## Objective
Your task is to output the listing word for word, with pictures excluded.

## Records shown

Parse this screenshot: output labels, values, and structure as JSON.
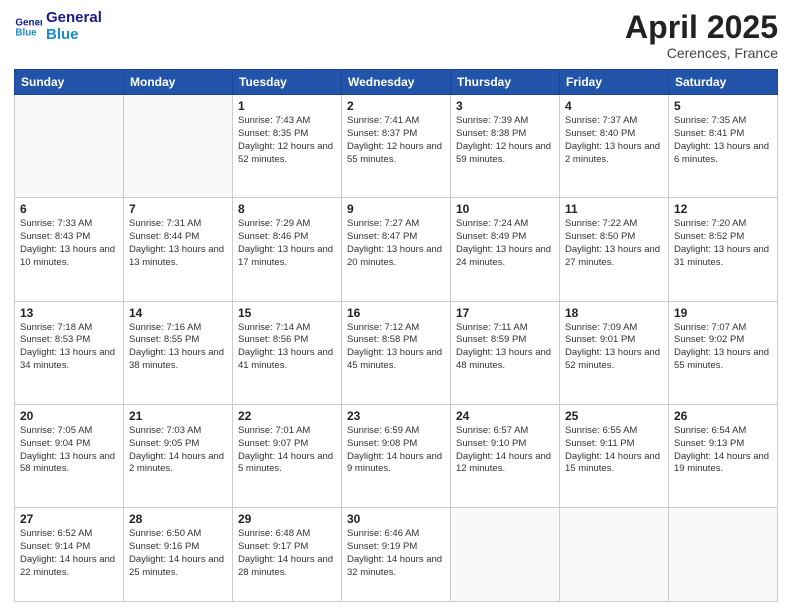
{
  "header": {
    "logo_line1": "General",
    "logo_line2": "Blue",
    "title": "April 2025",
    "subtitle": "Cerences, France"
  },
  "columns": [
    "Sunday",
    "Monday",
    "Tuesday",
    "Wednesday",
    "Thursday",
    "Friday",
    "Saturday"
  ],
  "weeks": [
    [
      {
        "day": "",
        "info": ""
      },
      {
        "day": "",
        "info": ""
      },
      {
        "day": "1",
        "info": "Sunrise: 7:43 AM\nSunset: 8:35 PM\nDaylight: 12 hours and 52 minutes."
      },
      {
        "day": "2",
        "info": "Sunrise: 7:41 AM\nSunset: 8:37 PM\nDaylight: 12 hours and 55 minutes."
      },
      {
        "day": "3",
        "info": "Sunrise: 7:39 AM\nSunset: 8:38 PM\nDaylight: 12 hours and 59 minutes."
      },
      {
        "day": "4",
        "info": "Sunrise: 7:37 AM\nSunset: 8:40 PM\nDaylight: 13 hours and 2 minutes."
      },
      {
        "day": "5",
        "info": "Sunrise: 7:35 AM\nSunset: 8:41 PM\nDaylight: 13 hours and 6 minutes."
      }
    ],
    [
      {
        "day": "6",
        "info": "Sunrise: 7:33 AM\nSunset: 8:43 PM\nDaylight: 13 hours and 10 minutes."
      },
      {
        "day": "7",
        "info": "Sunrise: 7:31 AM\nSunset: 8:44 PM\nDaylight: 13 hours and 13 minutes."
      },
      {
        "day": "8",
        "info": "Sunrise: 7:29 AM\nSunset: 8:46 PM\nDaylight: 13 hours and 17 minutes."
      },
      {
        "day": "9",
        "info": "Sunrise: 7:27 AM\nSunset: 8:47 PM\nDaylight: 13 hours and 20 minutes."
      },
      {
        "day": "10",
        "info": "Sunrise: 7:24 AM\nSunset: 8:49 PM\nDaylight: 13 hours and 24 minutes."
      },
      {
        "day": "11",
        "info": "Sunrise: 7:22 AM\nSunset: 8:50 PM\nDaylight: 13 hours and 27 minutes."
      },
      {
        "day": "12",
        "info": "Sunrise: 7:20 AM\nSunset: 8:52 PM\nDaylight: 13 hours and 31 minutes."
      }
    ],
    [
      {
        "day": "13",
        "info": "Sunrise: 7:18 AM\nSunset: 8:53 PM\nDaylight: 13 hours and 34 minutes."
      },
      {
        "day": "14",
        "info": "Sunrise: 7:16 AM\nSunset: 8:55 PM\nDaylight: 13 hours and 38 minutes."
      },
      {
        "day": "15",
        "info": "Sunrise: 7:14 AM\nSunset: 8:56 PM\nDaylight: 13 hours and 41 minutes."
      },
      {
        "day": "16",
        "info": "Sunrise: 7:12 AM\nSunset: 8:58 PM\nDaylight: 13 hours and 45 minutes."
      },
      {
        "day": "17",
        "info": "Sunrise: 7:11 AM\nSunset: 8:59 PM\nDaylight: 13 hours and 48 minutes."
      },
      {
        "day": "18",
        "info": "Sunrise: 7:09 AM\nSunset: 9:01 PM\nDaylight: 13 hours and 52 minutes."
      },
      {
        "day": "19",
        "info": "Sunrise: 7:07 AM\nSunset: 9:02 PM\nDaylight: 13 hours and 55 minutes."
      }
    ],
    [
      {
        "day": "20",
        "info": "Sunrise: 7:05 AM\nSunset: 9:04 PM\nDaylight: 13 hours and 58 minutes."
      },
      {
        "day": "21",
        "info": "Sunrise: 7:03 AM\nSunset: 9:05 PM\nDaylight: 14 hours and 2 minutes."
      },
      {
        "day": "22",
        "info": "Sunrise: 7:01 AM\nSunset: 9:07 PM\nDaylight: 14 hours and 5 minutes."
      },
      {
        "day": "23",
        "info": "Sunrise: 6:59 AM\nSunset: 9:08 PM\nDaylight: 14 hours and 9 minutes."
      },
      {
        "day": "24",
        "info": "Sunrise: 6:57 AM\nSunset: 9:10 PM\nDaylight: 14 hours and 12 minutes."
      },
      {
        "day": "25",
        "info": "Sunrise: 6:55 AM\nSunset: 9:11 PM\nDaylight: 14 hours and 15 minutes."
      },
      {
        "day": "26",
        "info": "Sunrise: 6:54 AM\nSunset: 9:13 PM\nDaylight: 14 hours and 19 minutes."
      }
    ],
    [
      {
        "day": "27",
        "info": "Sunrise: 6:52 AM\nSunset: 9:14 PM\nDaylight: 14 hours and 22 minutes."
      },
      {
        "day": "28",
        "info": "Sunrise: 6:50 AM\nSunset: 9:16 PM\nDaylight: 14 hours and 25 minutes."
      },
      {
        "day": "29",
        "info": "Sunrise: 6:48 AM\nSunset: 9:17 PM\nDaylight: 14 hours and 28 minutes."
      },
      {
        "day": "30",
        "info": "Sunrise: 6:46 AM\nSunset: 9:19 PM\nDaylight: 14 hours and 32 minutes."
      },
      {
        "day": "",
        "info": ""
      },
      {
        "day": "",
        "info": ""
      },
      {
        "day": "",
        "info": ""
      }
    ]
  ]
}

## Result
Parse this screenshot: output labels, values, and structure as JSON.
{
  "header": {
    "logo_line1": "General",
    "logo_line2": "Blue",
    "title": "April 2025",
    "subtitle": "Cerences, France"
  },
  "columns": [
    "Sunday",
    "Monday",
    "Tuesday",
    "Wednesday",
    "Thursday",
    "Friday",
    "Saturday"
  ],
  "weeks": [
    [
      {
        "day": "",
        "info": ""
      },
      {
        "day": "",
        "info": ""
      },
      {
        "day": "1",
        "info": "Sunrise: 7:43 AM\nSunset: 8:35 PM\nDaylight: 12 hours and 52 minutes."
      },
      {
        "day": "2",
        "info": "Sunrise: 7:41 AM\nSunset: 8:37 PM\nDaylight: 12 hours and 55 minutes."
      },
      {
        "day": "3",
        "info": "Sunrise: 7:39 AM\nSunset: 8:38 PM\nDaylight: 12 hours and 59 minutes."
      },
      {
        "day": "4",
        "info": "Sunrise: 7:37 AM\nSunset: 8:40 PM\nDaylight: 13 hours and 2 minutes."
      },
      {
        "day": "5",
        "info": "Sunrise: 7:35 AM\nSunset: 8:41 PM\nDaylight: 13 hours and 6 minutes."
      }
    ],
    [
      {
        "day": "6",
        "info": "Sunrise: 7:33 AM\nSunset: 8:43 PM\nDaylight: 13 hours and 10 minutes."
      },
      {
        "day": "7",
        "info": "Sunrise: 7:31 AM\nSunset: 8:44 PM\nDaylight: 13 hours and 13 minutes."
      },
      {
        "day": "8",
        "info": "Sunrise: 7:29 AM\nSunset: 8:46 PM\nDaylight: 13 hours and 17 minutes."
      },
      {
        "day": "9",
        "info": "Sunrise: 7:27 AM\nSunset: 8:47 PM\nDaylight: 13 hours and 20 minutes."
      },
      {
        "day": "10",
        "info": "Sunrise: 7:24 AM\nSunset: 8:49 PM\nDaylight: 13 hours and 24 minutes."
      },
      {
        "day": "11",
        "info": "Sunrise: 7:22 AM\nSunset: 8:50 PM\nDaylight: 13 hours and 27 minutes."
      },
      {
        "day": "12",
        "info": "Sunrise: 7:20 AM\nSunset: 8:52 PM\nDaylight: 13 hours and 31 minutes."
      }
    ],
    [
      {
        "day": "13",
        "info": "Sunrise: 7:18 AM\nSunset: 8:53 PM\nDaylight: 13 hours and 34 minutes."
      },
      {
        "day": "14",
        "info": "Sunrise: 7:16 AM\nSunset: 8:55 PM\nDaylight: 13 hours and 38 minutes."
      },
      {
        "day": "15",
        "info": "Sunrise: 7:14 AM\nSunset: 8:56 PM\nDaylight: 13 hours and 41 minutes."
      },
      {
        "day": "16",
        "info": "Sunrise: 7:12 AM\nSunset: 8:58 PM\nDaylight: 13 hours and 45 minutes."
      },
      {
        "day": "17",
        "info": "Sunrise: 7:11 AM\nSunset: 8:59 PM\nDaylight: 13 hours and 48 minutes."
      },
      {
        "day": "18",
        "info": "Sunrise: 7:09 AM\nSunset: 9:01 PM\nDaylight: 13 hours and 52 minutes."
      },
      {
        "day": "19",
        "info": "Sunrise: 7:07 AM\nSunset: 9:02 PM\nDaylight: 13 hours and 55 minutes."
      }
    ],
    [
      {
        "day": "20",
        "info": "Sunrise: 7:05 AM\nSunset: 9:04 PM\nDaylight: 13 hours and 58 minutes."
      },
      {
        "day": "21",
        "info": "Sunrise: 7:03 AM\nSunset: 9:05 PM\nDaylight: 14 hours and 2 minutes."
      },
      {
        "day": "22",
        "info": "Sunrise: 7:01 AM\nSunset: 9:07 PM\nDaylight: 14 hours and 5 minutes."
      },
      {
        "day": "23",
        "info": "Sunrise: 6:59 AM\nSunset: 9:08 PM\nDaylight: 14 hours and 9 minutes."
      },
      {
        "day": "24",
        "info": "Sunrise: 6:57 AM\nSunset: 9:10 PM\nDaylight: 14 hours and 12 minutes."
      },
      {
        "day": "25",
        "info": "Sunrise: 6:55 AM\nSunset: 9:11 PM\nDaylight: 14 hours and 15 minutes."
      },
      {
        "day": "26",
        "info": "Sunrise: 6:54 AM\nSunset: 9:13 PM\nDaylight: 14 hours and 19 minutes."
      }
    ],
    [
      {
        "day": "27",
        "info": "Sunrise: 6:52 AM\nSunset: 9:14 PM\nDaylight: 14 hours and 22 minutes."
      },
      {
        "day": "28",
        "info": "Sunrise: 6:50 AM\nSunset: 9:16 PM\nDaylight: 14 hours and 25 minutes."
      },
      {
        "day": "29",
        "info": "Sunrise: 6:48 AM\nSunset: 9:17 PM\nDaylight: 14 hours and 28 minutes."
      },
      {
        "day": "30",
        "info": "Sunrise: 6:46 AM\nSunset: 9:19 PM\nDaylight: 14 hours and 32 minutes."
      },
      {
        "day": "",
        "info": ""
      },
      {
        "day": "",
        "info": ""
      },
      {
        "day": "",
        "info": ""
      }
    ]
  ]
}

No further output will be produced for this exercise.